Data entries for graphics
- - - -

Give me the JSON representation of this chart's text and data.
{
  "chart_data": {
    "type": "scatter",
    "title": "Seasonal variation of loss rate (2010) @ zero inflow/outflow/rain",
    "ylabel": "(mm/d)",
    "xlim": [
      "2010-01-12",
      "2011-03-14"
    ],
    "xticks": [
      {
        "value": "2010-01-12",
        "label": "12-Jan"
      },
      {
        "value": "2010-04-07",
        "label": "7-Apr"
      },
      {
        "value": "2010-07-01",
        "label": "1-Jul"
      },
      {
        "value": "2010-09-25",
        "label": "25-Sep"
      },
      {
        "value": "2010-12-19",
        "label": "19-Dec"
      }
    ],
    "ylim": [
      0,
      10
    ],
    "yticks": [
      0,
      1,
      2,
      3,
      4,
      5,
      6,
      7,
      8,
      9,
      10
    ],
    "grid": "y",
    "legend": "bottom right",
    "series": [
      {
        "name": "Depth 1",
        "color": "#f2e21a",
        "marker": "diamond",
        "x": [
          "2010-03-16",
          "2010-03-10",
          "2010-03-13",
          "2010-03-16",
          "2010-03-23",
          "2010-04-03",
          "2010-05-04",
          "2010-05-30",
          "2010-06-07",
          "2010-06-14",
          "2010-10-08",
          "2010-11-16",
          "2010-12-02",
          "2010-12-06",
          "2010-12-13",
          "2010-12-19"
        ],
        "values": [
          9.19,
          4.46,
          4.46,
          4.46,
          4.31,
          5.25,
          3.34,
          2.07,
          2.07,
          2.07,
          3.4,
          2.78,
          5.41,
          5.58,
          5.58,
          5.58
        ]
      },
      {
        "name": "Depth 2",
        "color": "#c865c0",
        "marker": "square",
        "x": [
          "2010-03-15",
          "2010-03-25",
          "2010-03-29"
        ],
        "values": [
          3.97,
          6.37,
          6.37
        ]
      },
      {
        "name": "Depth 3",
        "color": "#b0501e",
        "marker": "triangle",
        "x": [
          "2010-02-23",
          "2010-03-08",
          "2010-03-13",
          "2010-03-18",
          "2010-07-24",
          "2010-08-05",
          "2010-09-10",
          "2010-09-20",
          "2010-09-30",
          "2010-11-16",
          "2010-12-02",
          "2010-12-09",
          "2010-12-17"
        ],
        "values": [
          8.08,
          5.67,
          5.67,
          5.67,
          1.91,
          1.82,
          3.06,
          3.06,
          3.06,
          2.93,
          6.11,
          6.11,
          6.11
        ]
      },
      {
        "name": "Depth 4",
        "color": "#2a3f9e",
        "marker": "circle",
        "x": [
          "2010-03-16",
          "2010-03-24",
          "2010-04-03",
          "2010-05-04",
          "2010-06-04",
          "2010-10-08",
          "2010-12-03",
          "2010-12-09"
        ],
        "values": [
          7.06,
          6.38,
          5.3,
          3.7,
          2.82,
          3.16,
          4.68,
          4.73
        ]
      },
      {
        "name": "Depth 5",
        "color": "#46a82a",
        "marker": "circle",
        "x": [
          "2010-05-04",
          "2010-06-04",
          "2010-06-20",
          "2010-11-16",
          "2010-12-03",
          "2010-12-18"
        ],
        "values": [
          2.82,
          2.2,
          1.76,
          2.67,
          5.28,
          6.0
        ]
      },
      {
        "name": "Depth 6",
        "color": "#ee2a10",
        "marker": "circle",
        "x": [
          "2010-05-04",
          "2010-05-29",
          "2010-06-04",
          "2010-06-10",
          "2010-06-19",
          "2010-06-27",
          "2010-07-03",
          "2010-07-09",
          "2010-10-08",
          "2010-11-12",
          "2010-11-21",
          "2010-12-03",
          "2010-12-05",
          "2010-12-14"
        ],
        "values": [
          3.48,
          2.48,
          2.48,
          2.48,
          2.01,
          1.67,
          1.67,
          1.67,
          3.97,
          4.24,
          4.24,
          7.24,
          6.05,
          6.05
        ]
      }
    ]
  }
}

- - - -

▶ [AIM OF THE TASK]
Return every line holding the word "color" from the records.

▶ [WRITTEN SOLUTION]
        "color": "#f2e21a",
        "color": "#c865c0",
        "color": "#b0501e",
        "color": "#2a3f9e",
        "color": "#46a82a",
        "color": "#ee2a10",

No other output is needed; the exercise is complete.